━━━ PROVIDED MATERIAL

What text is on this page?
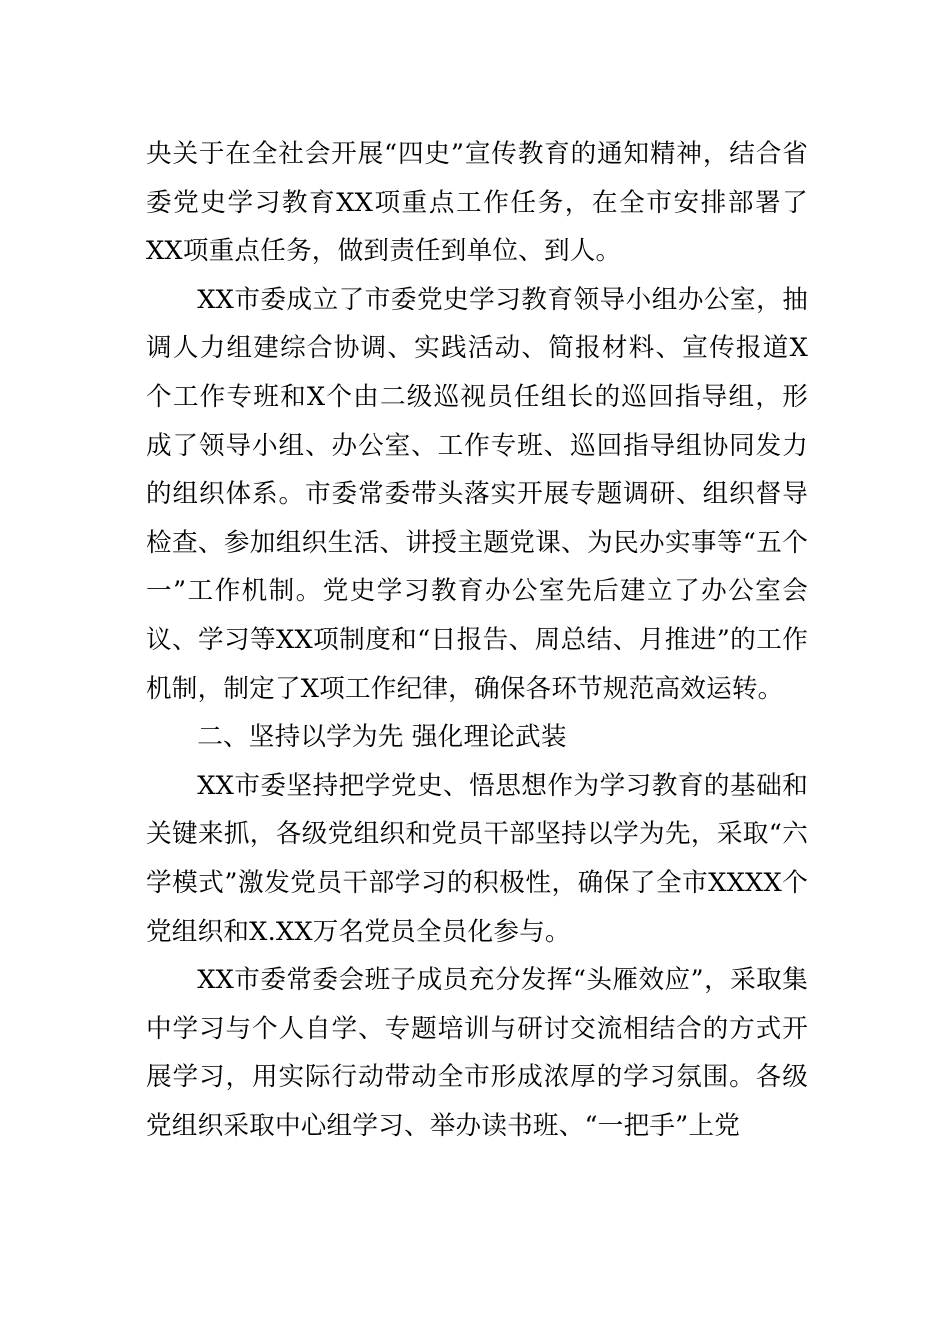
央关于在全社会开展“四史”宣传教育的通知精神，结合省委党史学习教育XX项重点工作任务，在全市安排部署了XX项重点任务，做到责任到单位、到人。

XX市委成立了市委党史学习教育领导小组办公室，抽调人力组建综合协调、实践活动、简报材料、宣传报道X个工作专班和X个由二级巡视员任组长的巡回指导组，形成了领导小组、办公室、工作专班、巡回指导组协同发力的组织体系。市委常委带头落实开展专题调研、组织督导检查、参加组织生活、讲授主题党课、为民办实事等“五个一”工作机制。党史学习教育办公室先后建立了办公室会议、学习等XX项制度和“日报告、周总结、月推进”的工作机制，制定了X项工作纪律，确保各环节规范高效运转。

二、坚持以学为先 强化理论武装

XX市委坚持把学党史、悟思想作为学习教育的基础和关键来抓，各级党组织和党员干部坚持以学为先，采取“六学模式”激发党员干部学习的积极性，确保了全市XXXX个党组织和X.XX万名党员全员化参与。

XX市委常委会班子成员充分发挥“头雁效应”，采取集中学习与个人自学、专题培训与研讨交流相结合的方式开展学习，用实际行动带动全市形成浓厚的学习氛围。各级党组织采取中心组学习、举办读书班、“一把手”上党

━━━━━━

SET PROBLEM: Print the listing above in full, exactly as written. Omit any pictures.

EXERCISE RESPONSE:
What text is on this page?
央关于在全社会开展“四史”宣传教育的通知精神，结合省委党史学习教育XX项重点工作任务，在全市安排部署了XX项重点任务，做到责任到单位、到人。

XX市委成立了市委党史学习教育领导小组办公室，抽调人力组建综合协调、实践活动、简报材料、宣传报道X个工作专班和X个由二级巡视员任组长的巡回指导组，形成了领导小组、办公室、工作专班、巡回指导组协同发力的组织体系。市委常委带头落实开展专题调研、组织督导检查、参加组织生活、讲授主题党课、为民办实事等“五个一”工作机制。党史学习教育办公室先后建立了办公室会议、学习等XX项制度和“日报告、周总结、月推进”的工作机制，制定了X项工作纪律，确保各环节规范高效运转。

二、坚持以学为先 强化理论武装

XX市委坚持把学党史、悟思想作为学习教育的基础和关键来抓，各级党组织和党员干部坚持以学为先，采取“六学模式”激发党员干部学习的积极性，确保了全市XXXX个党组织和X.XX万名党员全员化参与。

XX市委常委会班子成员充分发挥“头雁效应”，采取集中学习与个人自学、专题培训与研讨交流相结合的方式开展学习，用实际行动带动全市形成浓厚的学习氛围。各级党组织采取中心组学习、举办读书班、“一把手”上党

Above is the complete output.